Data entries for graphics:
▽

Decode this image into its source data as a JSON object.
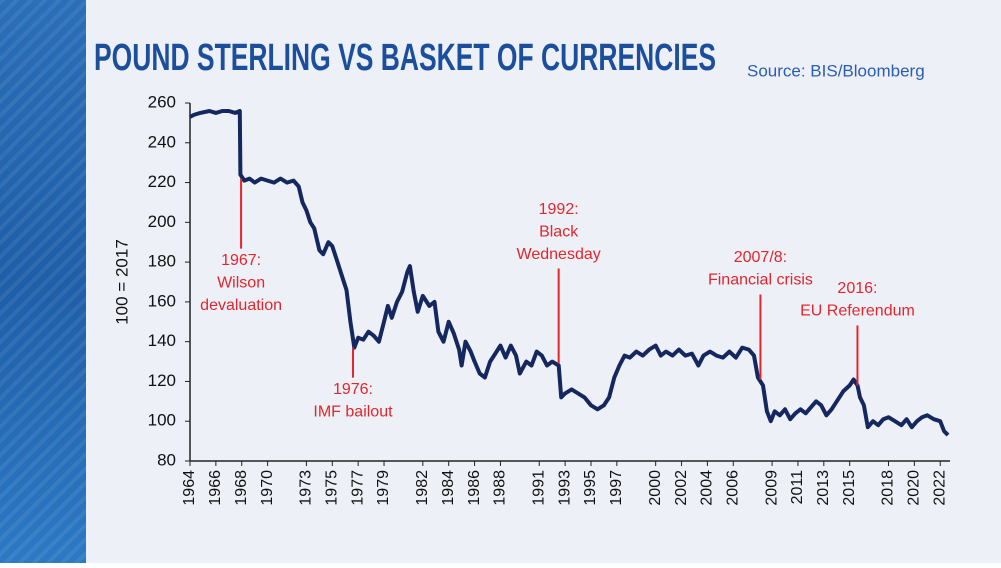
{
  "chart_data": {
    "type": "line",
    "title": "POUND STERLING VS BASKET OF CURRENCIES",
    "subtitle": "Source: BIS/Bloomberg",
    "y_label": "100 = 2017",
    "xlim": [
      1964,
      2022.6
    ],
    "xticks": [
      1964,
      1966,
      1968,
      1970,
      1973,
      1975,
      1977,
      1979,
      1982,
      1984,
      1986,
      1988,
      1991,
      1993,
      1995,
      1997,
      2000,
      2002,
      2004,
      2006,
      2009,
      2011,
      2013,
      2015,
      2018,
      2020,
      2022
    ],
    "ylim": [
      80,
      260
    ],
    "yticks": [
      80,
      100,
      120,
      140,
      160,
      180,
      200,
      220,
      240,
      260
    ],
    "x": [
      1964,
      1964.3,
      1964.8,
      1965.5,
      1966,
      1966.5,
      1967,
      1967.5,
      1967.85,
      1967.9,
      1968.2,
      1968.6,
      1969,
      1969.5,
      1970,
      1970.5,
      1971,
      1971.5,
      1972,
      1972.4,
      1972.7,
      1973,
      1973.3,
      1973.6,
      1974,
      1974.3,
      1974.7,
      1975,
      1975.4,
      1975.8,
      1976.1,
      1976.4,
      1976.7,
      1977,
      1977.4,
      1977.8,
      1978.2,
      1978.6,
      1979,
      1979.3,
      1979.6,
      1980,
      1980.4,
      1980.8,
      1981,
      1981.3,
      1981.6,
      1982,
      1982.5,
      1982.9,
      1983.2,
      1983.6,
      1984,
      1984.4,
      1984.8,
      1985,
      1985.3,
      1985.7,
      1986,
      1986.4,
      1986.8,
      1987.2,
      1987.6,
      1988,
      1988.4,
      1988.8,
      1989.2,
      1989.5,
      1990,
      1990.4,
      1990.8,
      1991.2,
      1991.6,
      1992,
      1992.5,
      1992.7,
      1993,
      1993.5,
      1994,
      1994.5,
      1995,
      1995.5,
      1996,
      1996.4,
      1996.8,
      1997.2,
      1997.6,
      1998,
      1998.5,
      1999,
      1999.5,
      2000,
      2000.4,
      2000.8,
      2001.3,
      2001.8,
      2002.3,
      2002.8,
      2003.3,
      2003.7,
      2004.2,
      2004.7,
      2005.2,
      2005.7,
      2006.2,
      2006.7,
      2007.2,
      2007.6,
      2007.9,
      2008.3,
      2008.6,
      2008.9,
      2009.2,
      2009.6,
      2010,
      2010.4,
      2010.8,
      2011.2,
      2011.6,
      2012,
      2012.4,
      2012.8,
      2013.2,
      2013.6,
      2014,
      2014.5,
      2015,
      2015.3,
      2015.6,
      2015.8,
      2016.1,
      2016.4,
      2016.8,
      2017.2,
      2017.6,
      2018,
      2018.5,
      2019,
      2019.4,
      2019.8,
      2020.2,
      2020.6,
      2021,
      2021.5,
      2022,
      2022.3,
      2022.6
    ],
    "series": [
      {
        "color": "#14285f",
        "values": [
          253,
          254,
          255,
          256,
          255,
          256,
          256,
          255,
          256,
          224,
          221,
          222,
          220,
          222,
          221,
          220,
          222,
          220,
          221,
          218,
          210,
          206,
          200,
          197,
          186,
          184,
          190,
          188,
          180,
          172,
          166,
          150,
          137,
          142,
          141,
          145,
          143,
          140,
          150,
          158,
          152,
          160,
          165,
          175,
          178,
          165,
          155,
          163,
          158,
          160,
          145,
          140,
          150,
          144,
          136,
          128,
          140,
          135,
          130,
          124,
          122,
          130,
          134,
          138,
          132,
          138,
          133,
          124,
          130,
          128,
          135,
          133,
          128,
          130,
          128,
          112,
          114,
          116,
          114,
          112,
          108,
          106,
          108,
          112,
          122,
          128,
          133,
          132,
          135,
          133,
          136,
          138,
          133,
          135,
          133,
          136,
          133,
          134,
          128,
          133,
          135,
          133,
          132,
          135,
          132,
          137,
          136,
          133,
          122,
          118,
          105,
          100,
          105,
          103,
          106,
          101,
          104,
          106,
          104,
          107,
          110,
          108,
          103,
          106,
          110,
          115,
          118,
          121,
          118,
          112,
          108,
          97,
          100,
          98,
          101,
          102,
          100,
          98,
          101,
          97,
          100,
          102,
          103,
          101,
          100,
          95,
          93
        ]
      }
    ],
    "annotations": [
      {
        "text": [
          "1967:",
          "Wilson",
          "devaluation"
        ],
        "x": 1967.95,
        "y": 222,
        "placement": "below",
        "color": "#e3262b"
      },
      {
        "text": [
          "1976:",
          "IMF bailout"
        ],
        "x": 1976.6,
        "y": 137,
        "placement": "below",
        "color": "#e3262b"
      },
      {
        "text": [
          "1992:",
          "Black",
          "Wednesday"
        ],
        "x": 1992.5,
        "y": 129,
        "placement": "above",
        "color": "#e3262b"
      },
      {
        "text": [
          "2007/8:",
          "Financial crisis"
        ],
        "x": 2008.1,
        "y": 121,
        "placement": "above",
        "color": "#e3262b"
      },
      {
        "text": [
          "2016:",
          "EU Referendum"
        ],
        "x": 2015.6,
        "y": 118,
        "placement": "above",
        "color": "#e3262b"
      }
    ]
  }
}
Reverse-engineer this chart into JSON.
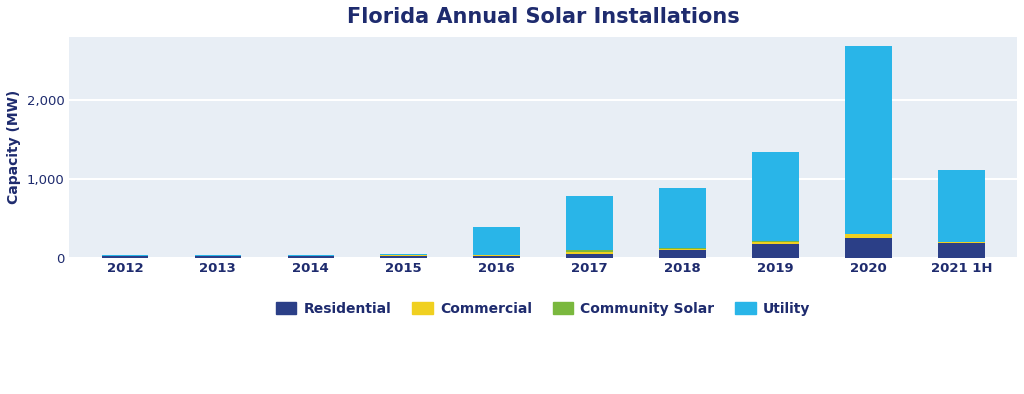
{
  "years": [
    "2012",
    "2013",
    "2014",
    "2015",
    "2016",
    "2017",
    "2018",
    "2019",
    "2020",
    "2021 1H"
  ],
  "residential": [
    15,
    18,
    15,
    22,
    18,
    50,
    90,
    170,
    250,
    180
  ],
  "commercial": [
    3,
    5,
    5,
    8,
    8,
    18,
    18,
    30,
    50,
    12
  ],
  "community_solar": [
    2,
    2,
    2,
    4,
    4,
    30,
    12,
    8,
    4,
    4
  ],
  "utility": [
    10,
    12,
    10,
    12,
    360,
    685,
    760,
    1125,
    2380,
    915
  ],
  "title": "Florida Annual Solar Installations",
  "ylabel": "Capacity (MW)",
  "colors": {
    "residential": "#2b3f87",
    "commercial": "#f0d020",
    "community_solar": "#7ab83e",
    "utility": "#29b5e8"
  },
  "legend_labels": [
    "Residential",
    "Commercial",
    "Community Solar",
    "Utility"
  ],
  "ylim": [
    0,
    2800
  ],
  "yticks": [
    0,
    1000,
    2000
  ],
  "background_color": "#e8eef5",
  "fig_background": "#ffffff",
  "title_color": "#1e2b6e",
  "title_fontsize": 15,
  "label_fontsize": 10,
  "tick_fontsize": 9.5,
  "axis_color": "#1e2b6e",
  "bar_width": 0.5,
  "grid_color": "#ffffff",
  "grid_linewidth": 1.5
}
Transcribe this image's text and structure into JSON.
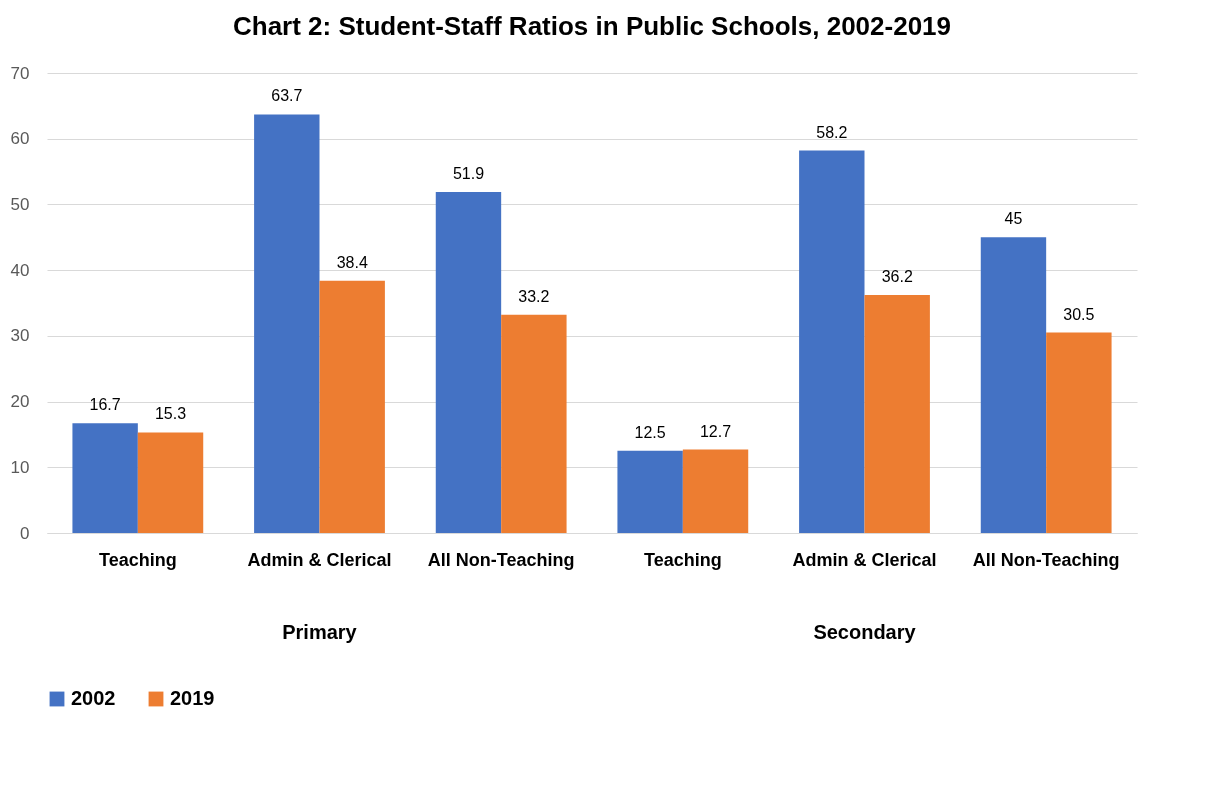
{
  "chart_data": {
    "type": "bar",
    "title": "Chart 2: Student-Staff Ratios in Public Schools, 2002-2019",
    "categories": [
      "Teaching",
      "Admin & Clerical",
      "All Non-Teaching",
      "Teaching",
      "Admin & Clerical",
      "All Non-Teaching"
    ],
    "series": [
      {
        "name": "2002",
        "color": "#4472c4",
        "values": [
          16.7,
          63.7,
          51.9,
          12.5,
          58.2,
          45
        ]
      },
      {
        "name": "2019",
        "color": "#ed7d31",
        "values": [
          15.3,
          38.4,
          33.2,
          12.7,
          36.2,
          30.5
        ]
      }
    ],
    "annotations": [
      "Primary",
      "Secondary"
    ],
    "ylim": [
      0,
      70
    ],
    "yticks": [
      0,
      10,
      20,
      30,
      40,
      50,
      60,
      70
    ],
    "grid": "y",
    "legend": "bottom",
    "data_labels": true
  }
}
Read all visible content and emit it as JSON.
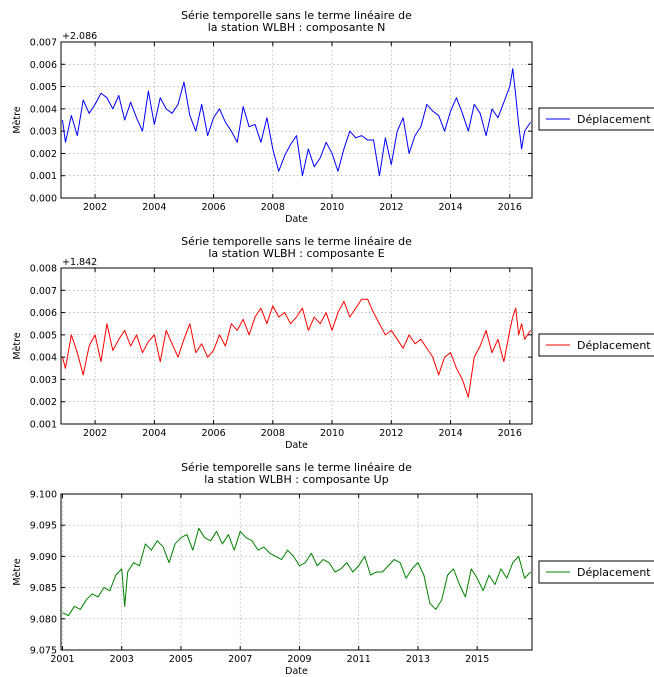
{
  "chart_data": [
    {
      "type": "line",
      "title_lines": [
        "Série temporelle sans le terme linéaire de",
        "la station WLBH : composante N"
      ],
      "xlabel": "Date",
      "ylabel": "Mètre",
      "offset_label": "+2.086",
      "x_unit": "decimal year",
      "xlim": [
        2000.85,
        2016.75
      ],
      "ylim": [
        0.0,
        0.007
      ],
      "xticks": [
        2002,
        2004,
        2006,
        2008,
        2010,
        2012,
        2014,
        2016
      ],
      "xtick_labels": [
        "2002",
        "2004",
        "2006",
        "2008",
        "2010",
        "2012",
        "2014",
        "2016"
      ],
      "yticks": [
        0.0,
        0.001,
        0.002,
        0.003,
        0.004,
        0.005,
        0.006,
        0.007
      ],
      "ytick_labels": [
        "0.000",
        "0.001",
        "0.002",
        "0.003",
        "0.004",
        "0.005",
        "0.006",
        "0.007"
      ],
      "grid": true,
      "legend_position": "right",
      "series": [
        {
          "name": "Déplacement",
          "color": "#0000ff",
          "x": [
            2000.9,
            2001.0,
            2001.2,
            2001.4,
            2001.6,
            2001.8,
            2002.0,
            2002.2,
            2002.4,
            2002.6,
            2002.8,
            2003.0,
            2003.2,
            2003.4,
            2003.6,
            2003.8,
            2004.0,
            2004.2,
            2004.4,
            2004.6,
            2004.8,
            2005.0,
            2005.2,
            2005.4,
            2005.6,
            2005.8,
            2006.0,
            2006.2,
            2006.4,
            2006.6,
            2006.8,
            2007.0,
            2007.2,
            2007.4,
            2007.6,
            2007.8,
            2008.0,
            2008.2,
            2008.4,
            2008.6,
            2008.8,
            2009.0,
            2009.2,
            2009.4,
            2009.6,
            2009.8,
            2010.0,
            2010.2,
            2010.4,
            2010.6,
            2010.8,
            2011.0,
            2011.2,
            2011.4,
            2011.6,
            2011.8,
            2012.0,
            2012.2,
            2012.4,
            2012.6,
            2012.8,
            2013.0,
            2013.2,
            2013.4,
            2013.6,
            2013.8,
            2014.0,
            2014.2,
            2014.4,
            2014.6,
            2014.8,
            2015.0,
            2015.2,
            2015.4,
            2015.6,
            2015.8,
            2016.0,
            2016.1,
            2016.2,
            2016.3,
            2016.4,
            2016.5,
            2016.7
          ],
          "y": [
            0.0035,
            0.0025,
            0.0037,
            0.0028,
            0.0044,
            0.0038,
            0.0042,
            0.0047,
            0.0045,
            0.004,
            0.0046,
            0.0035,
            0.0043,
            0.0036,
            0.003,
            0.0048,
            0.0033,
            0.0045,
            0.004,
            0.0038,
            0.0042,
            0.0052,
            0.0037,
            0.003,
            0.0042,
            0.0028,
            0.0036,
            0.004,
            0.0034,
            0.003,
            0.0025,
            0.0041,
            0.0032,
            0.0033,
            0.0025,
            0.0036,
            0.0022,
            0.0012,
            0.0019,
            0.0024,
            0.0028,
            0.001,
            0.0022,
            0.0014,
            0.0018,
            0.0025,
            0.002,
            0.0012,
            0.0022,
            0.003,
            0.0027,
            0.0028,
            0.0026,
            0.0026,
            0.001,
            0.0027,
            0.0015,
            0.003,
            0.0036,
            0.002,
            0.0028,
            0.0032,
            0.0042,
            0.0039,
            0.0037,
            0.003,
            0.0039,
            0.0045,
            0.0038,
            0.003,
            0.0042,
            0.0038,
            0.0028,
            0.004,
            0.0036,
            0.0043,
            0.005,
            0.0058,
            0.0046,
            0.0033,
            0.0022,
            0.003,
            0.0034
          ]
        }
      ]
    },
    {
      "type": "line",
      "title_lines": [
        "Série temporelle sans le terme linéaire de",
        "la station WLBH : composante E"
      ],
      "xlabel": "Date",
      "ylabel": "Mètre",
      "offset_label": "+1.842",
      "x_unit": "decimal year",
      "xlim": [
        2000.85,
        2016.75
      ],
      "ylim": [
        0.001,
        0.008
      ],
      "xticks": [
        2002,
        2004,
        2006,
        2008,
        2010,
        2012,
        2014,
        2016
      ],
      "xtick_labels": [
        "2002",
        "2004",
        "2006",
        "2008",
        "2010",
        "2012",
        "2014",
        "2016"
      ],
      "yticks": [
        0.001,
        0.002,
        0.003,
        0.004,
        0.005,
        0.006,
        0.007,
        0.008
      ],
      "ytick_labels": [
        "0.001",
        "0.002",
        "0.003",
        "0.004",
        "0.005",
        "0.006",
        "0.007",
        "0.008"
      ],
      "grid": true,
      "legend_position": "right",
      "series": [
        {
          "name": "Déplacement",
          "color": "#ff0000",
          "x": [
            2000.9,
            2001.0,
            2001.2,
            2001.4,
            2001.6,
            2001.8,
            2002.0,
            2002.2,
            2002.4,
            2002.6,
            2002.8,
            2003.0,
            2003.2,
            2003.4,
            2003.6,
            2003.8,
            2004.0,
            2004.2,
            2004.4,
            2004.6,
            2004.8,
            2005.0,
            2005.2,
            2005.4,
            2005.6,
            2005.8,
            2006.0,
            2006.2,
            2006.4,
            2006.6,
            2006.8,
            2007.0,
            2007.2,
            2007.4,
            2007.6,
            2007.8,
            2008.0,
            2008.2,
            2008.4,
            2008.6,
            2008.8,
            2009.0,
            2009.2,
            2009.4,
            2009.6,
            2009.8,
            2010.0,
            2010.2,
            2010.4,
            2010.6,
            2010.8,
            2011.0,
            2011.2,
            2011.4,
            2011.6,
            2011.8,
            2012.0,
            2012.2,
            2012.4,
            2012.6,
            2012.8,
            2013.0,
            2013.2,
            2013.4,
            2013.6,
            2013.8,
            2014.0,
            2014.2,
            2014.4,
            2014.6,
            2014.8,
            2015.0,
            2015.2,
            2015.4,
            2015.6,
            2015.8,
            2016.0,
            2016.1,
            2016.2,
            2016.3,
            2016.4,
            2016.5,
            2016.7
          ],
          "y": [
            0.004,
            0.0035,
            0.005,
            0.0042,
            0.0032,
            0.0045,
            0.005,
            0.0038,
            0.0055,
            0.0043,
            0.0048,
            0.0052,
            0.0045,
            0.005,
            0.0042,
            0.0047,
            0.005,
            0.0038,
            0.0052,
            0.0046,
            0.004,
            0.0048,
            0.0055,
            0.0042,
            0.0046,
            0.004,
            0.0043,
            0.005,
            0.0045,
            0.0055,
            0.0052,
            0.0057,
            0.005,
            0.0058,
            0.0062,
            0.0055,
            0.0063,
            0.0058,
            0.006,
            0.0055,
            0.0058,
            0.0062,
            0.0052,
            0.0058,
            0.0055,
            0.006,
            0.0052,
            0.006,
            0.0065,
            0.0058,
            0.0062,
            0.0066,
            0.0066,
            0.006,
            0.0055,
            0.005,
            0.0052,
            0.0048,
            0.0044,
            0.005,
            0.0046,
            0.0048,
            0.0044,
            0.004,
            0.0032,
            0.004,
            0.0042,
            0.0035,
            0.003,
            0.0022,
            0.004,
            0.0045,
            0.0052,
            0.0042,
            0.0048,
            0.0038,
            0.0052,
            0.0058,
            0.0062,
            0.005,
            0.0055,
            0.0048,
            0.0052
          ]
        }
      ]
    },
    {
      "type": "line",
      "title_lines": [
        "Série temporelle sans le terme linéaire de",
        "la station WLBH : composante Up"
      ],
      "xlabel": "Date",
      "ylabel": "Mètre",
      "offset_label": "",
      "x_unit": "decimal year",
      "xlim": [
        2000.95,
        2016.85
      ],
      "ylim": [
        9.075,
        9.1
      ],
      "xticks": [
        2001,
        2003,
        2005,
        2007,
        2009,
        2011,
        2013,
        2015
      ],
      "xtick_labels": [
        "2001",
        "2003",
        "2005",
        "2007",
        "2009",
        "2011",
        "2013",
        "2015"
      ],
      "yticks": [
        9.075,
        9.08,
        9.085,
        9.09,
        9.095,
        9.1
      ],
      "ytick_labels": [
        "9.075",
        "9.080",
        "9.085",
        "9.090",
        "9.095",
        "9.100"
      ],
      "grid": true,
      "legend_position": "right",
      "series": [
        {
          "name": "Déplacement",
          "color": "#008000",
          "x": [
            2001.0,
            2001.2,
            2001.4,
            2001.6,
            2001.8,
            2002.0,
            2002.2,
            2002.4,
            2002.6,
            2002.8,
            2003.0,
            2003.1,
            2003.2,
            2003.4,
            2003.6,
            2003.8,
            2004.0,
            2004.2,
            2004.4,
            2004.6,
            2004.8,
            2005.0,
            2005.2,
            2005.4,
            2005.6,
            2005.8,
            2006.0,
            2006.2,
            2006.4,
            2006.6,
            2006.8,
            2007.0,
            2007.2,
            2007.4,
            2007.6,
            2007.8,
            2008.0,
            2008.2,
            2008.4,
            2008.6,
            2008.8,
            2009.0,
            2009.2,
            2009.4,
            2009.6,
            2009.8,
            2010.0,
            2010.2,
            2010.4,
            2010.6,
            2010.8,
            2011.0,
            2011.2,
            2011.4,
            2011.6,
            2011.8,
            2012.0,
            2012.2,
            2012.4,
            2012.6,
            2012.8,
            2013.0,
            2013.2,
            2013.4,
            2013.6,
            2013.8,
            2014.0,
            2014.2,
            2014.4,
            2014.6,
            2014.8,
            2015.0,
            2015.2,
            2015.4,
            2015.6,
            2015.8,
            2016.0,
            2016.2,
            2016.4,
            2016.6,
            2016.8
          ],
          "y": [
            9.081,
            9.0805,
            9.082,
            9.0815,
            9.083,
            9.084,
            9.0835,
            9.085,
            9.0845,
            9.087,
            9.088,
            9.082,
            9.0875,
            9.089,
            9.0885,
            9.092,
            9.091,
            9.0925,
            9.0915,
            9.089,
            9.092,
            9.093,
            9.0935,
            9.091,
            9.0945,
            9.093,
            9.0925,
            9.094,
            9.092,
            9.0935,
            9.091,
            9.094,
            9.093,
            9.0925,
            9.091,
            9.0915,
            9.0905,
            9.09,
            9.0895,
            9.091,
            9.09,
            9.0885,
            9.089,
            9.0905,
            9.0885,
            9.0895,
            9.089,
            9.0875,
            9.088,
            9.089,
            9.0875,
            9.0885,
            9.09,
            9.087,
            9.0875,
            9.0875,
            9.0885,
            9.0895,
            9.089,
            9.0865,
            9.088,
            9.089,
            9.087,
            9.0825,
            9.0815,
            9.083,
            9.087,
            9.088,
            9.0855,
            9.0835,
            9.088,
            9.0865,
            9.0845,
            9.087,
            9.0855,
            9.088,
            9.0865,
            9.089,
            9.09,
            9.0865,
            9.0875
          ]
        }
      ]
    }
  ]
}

△

What the task requires: Identify and copy the lines holding the word "image".

Task response:
Decode this image into its source data as a JSON object.
Transcribe this image's text and structure into JSON.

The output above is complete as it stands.